● Task
Of the lines in the entries below, state how many hold the word "name". Say nothing else.

>> START

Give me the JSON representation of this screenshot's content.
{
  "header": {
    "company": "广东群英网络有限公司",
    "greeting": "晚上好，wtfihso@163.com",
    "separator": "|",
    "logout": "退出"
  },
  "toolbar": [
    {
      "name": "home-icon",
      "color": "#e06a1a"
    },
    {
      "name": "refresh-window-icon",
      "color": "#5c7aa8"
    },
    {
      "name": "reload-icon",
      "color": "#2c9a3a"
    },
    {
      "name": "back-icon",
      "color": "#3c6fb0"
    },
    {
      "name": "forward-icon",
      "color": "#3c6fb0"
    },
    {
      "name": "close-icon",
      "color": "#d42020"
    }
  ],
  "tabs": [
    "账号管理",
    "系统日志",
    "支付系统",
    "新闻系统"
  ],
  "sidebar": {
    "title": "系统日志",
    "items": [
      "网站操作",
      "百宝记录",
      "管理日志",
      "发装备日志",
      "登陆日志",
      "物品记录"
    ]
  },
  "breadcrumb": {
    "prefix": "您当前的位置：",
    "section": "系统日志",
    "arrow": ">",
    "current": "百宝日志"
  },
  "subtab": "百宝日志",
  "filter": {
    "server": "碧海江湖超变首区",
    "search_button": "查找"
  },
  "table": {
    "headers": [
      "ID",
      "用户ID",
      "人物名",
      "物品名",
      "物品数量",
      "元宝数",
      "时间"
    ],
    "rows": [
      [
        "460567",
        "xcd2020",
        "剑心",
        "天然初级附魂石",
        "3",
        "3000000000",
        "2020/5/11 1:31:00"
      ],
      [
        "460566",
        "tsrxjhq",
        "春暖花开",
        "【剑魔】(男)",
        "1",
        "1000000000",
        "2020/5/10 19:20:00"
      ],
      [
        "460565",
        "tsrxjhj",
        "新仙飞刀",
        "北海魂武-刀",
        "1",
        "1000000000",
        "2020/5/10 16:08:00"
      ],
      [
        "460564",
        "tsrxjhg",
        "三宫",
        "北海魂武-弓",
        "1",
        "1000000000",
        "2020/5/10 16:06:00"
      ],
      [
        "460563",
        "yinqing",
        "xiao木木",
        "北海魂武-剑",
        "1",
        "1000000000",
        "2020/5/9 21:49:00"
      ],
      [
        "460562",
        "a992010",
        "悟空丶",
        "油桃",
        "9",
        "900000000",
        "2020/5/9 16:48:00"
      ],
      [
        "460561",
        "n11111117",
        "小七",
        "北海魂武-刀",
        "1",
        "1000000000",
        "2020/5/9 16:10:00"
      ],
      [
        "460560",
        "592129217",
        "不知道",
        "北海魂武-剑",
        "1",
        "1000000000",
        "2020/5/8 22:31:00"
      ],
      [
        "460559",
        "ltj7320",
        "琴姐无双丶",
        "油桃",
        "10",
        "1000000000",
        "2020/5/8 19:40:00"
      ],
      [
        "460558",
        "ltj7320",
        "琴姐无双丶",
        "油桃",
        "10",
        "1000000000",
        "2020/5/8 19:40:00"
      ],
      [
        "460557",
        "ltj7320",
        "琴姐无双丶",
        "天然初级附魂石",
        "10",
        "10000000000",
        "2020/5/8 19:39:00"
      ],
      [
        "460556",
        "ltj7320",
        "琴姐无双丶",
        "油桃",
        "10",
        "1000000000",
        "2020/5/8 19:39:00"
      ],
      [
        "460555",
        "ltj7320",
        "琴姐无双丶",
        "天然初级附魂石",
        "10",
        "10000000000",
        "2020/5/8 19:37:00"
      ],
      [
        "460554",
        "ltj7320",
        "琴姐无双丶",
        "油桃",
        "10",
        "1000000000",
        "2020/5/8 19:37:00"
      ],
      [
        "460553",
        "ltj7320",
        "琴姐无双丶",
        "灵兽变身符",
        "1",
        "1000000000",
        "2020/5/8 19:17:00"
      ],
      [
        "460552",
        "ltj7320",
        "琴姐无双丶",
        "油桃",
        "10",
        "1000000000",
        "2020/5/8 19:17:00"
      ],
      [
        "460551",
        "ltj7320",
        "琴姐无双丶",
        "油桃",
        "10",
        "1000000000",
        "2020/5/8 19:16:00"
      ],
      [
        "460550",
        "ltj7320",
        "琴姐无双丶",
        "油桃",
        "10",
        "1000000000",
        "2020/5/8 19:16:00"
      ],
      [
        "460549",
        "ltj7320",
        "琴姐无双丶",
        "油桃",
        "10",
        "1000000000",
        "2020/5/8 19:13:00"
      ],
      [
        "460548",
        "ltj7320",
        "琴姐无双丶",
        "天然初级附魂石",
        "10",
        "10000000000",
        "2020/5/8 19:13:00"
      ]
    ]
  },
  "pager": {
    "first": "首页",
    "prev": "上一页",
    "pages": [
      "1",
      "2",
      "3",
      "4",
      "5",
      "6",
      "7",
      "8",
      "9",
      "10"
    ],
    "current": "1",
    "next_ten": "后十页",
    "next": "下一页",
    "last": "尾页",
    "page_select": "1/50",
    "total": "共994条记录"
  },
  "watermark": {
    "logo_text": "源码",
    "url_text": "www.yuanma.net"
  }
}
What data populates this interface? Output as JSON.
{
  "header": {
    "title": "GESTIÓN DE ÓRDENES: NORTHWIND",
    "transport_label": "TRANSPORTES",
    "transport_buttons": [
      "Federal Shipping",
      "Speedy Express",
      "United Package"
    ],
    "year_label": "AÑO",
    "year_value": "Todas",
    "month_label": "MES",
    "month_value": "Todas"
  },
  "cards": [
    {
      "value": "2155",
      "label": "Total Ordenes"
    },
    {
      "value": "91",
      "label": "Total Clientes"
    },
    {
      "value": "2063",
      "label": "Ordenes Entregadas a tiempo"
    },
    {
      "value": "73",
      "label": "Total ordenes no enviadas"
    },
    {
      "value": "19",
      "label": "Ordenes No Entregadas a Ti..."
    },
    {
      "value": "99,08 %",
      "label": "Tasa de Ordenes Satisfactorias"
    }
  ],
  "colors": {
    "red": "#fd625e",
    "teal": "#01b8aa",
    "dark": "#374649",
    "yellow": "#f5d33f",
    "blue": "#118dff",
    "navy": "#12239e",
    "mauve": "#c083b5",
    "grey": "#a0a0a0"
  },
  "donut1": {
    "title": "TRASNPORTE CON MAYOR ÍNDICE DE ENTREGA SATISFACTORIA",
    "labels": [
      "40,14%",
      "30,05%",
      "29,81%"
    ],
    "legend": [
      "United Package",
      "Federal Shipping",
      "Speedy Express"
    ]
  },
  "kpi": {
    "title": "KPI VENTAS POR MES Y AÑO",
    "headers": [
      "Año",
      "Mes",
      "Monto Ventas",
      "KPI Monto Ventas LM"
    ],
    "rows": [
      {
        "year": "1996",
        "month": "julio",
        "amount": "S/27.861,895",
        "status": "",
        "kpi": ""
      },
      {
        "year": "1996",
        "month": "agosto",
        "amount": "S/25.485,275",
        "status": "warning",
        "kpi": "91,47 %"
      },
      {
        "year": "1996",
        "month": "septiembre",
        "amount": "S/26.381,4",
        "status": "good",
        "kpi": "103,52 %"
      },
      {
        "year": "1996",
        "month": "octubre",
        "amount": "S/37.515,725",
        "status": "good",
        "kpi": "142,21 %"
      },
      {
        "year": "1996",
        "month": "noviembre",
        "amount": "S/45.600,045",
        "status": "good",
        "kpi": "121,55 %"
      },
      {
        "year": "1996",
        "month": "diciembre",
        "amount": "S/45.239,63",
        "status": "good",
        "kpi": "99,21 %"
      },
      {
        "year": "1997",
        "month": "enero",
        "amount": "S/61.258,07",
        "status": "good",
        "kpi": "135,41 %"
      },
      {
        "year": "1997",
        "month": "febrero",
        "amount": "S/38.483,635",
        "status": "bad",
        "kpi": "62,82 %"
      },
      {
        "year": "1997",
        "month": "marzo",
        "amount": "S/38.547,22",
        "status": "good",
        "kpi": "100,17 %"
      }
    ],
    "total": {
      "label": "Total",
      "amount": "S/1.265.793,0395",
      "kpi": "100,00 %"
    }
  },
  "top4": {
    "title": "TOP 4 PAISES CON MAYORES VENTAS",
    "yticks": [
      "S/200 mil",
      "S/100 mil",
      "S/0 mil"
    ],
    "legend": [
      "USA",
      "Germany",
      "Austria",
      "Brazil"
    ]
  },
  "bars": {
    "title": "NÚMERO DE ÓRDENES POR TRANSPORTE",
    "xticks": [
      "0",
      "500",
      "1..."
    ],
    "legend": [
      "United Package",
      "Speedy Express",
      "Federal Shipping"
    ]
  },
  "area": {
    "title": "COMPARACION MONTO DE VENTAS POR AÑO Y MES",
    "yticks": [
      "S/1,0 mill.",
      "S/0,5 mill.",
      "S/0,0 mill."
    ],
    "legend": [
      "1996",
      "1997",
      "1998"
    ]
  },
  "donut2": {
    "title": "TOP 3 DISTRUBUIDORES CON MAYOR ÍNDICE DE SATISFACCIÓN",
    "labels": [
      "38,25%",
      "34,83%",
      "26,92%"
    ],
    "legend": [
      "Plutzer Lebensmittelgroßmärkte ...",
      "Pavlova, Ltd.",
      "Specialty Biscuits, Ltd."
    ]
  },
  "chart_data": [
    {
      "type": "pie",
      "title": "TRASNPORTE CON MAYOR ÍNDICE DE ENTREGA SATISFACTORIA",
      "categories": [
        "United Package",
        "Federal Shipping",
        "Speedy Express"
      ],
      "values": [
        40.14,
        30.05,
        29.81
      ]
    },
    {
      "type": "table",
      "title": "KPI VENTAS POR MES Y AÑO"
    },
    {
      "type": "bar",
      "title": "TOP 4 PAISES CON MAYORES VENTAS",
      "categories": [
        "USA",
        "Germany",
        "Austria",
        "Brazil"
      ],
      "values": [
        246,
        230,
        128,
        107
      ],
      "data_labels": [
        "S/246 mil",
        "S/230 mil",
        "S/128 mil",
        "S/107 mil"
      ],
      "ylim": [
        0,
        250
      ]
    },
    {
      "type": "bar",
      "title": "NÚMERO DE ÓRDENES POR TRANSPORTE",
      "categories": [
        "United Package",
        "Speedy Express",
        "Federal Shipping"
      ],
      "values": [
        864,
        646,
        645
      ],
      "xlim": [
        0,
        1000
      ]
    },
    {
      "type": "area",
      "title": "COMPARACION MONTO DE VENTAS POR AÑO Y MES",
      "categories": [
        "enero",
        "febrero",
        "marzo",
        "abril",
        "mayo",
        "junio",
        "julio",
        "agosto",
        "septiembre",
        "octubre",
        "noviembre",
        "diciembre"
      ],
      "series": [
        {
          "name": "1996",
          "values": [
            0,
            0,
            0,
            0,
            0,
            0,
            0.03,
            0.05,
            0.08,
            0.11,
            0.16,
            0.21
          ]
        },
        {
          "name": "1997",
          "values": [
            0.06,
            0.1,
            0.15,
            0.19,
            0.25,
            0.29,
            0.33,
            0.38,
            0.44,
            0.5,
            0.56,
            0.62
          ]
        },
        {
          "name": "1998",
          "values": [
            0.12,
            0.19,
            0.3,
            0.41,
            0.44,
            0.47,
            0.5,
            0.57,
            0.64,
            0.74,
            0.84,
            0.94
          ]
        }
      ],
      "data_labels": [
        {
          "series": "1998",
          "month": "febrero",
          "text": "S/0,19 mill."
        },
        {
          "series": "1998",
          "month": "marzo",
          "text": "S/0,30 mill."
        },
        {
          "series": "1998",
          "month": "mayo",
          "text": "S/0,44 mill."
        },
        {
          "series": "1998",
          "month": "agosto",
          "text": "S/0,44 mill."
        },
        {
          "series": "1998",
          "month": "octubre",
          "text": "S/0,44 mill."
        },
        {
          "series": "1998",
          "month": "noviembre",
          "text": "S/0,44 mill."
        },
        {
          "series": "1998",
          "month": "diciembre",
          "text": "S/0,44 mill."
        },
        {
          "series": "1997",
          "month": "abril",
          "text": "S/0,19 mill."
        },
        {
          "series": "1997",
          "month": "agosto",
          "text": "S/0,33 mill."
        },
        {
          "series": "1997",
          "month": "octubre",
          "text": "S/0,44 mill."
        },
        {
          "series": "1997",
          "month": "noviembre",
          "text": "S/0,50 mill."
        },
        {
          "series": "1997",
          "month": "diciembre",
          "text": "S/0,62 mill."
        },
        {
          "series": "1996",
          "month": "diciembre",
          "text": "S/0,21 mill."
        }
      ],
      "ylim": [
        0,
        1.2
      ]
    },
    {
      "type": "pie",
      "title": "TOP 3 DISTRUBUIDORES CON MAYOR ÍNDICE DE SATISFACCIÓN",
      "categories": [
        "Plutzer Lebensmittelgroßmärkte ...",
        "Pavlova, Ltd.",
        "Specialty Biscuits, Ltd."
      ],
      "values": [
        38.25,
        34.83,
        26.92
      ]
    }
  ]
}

>> END

● Full output
9